Below are the records; pull every line that includes "JSON".
— BEGIN DATA ROWS —
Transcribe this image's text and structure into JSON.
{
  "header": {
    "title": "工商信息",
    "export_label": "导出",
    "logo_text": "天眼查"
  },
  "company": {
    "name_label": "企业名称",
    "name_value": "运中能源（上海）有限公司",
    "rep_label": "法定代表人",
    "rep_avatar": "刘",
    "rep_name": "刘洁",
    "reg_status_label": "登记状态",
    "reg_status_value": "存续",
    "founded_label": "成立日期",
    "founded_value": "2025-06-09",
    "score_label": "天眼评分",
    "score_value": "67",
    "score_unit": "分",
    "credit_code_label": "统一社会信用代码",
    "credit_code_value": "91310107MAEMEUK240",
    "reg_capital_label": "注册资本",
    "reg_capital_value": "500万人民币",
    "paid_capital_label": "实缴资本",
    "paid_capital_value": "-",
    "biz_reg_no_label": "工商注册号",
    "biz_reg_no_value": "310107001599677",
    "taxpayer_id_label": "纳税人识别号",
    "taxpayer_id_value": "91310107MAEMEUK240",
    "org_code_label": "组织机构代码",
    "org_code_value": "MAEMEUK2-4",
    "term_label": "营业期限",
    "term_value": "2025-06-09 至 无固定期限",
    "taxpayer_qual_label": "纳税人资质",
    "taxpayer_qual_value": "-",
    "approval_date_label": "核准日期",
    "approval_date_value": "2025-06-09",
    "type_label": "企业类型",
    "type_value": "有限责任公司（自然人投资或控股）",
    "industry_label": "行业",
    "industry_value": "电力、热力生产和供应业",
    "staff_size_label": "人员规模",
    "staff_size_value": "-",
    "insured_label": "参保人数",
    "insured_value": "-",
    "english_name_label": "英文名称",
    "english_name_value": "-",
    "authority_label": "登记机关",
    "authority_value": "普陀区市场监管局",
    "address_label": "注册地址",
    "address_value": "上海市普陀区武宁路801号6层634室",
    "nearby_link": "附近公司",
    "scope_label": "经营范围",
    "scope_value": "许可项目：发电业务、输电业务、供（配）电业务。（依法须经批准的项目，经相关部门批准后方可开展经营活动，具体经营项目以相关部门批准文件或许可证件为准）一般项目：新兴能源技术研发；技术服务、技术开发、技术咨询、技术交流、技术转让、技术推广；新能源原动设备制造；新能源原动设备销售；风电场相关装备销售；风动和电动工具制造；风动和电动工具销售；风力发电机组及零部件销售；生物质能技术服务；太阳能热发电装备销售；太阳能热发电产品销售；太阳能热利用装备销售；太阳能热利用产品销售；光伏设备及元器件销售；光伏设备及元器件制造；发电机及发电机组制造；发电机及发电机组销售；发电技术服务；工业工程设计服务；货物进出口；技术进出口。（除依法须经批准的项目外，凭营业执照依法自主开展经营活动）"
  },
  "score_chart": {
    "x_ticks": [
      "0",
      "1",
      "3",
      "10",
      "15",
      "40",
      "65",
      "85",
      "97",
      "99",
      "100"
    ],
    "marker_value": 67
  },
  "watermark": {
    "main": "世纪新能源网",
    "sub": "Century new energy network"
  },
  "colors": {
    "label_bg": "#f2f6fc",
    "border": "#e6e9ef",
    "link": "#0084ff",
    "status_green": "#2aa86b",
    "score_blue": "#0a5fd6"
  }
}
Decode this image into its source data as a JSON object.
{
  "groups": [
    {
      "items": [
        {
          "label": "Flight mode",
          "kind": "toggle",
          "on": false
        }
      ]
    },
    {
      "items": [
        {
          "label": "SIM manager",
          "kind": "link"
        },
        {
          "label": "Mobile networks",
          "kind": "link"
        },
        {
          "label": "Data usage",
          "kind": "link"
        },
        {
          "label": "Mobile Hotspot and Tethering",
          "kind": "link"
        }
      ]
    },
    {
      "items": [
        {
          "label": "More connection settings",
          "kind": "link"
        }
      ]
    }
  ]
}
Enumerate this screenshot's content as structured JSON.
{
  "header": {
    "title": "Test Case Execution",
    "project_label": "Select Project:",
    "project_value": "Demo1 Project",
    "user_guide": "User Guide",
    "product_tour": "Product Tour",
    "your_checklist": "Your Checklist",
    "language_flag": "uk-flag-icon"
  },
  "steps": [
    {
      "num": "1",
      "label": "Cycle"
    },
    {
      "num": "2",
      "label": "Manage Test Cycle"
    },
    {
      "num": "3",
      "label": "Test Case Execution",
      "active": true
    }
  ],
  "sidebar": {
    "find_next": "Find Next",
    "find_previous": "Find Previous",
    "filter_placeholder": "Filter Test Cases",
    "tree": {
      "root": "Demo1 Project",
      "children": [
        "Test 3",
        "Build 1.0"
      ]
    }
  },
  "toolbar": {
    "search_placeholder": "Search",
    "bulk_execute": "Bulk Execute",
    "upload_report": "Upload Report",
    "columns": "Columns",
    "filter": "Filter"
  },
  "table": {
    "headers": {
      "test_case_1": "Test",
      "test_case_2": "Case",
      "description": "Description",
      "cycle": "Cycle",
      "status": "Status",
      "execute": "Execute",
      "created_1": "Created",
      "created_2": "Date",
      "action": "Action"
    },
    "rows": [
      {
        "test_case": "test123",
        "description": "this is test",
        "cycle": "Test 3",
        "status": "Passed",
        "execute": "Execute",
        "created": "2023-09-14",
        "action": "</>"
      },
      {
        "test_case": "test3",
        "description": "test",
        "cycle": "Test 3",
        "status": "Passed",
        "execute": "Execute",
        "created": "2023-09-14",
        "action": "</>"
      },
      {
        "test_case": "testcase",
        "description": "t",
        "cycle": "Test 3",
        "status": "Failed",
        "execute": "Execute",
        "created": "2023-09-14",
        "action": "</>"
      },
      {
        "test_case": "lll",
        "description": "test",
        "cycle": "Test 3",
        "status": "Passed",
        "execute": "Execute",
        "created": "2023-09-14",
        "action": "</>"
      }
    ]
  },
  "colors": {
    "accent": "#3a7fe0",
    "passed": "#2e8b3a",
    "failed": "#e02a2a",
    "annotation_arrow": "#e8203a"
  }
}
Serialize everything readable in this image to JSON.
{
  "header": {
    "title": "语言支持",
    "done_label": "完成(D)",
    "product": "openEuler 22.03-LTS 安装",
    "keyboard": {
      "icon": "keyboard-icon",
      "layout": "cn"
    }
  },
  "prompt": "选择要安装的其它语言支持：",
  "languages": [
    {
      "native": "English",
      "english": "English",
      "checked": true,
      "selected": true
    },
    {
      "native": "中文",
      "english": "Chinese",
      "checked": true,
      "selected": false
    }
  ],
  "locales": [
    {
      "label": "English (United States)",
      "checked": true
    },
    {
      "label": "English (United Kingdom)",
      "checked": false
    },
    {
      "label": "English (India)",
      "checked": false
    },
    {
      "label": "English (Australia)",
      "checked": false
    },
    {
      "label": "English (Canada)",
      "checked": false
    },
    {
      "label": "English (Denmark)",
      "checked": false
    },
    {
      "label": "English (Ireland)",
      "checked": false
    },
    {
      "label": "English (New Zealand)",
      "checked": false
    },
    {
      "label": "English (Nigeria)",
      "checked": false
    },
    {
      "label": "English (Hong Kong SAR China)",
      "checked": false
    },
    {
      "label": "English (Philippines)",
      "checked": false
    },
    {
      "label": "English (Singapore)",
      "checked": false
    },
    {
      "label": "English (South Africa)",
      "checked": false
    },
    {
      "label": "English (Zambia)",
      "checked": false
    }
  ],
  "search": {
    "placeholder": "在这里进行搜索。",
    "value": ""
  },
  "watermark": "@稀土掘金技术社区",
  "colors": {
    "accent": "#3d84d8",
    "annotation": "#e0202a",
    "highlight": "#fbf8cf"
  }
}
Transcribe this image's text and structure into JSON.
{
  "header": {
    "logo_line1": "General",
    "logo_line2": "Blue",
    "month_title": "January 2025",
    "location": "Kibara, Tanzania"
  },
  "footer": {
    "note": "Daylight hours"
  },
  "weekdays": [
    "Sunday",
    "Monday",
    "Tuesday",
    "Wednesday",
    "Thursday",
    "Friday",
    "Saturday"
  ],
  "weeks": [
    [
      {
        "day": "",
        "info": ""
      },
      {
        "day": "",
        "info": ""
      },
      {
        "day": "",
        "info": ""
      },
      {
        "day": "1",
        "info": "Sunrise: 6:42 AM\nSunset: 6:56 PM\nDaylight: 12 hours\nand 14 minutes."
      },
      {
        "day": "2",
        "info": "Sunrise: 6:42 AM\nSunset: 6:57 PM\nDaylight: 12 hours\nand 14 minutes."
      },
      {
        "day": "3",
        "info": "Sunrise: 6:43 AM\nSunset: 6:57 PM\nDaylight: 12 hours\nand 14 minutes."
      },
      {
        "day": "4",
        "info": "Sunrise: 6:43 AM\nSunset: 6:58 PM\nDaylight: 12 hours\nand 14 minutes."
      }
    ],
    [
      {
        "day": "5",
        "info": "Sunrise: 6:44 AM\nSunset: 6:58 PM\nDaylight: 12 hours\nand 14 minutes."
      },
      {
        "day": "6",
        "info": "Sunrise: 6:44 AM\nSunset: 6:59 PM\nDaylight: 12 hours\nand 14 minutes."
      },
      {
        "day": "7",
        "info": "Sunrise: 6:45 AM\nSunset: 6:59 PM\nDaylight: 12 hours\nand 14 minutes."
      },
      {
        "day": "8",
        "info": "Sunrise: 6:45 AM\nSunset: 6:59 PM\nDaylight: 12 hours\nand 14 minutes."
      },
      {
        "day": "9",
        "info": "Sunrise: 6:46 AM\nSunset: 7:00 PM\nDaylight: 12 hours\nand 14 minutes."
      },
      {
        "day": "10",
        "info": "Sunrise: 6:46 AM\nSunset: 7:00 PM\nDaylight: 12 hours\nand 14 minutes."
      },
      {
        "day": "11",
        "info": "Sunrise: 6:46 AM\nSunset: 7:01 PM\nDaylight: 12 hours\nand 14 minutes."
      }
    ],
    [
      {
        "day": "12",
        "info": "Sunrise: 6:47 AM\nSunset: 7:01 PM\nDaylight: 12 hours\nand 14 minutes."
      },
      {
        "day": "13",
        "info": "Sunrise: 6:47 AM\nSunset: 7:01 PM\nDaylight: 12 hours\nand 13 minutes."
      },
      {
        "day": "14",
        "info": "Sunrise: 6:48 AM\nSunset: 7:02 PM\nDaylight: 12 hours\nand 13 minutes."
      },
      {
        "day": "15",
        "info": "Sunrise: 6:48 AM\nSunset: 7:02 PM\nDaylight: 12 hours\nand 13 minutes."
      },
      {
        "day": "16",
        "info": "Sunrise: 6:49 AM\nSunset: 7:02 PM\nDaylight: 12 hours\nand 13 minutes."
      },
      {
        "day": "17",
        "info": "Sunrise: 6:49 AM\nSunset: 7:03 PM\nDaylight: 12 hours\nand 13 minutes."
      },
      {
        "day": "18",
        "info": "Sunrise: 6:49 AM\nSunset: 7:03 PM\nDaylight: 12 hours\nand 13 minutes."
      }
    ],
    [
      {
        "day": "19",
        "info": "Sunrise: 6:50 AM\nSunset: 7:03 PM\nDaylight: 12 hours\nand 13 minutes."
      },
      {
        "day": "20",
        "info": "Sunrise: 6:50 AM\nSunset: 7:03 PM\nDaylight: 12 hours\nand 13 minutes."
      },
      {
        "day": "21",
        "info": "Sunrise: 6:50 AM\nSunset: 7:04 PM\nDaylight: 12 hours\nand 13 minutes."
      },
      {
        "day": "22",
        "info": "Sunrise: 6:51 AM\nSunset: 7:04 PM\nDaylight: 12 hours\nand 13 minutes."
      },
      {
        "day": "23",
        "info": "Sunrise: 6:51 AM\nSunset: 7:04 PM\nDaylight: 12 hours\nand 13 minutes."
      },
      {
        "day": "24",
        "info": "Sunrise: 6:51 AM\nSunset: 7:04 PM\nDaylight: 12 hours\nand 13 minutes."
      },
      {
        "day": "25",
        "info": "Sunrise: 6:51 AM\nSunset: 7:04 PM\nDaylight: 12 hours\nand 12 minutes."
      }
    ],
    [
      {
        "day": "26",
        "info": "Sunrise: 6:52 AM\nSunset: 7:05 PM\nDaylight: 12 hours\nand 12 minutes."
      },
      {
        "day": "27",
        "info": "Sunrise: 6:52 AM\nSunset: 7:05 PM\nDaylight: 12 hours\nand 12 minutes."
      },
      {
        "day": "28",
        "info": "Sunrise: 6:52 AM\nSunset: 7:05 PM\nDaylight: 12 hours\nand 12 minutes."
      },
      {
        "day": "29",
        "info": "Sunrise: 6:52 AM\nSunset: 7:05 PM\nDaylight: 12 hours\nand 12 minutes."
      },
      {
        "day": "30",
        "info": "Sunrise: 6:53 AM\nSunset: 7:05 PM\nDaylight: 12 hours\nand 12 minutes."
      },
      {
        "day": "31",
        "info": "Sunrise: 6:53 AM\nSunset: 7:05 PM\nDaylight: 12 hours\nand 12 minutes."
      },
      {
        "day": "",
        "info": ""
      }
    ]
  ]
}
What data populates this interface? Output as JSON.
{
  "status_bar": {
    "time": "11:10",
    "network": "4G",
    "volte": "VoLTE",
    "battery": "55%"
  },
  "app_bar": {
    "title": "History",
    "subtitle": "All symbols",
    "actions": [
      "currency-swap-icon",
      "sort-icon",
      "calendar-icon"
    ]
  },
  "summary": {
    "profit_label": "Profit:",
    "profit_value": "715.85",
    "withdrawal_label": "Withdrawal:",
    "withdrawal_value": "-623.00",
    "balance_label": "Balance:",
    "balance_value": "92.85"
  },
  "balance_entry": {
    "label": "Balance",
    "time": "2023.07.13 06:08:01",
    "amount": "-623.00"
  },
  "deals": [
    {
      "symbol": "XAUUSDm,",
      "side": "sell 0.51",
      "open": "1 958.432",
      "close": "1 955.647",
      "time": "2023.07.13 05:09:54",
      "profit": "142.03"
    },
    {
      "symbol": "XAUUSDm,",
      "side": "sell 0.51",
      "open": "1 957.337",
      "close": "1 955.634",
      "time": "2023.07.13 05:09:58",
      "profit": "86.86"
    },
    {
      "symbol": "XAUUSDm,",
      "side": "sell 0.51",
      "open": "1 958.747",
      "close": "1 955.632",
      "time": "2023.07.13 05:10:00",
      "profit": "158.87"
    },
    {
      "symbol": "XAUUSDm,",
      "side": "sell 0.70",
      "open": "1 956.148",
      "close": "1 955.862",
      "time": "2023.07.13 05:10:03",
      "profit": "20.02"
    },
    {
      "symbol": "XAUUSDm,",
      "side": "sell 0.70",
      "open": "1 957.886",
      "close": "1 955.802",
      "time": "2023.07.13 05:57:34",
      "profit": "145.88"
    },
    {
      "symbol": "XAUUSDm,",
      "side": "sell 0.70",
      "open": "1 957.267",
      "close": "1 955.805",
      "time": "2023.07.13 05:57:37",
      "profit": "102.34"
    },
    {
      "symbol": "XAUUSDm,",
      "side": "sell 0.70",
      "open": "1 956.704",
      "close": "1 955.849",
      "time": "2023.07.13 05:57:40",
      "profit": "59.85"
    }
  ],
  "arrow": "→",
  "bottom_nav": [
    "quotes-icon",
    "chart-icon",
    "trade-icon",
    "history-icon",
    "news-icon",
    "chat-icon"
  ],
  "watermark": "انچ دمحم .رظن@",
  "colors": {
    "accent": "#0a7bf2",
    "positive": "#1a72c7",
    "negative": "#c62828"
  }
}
— END DATA ROWS —
ANSWER TO THE PROBLEM:
Transcribe this image's text and structure into JSON.
Decode this image into its source data as a JSON object.
Enumerate this screenshot's content as structured JSON.
Serialize everything readable in this image to JSON.
Transcribe this image's text and structure into JSON.
What data populates this interface? Output as JSON.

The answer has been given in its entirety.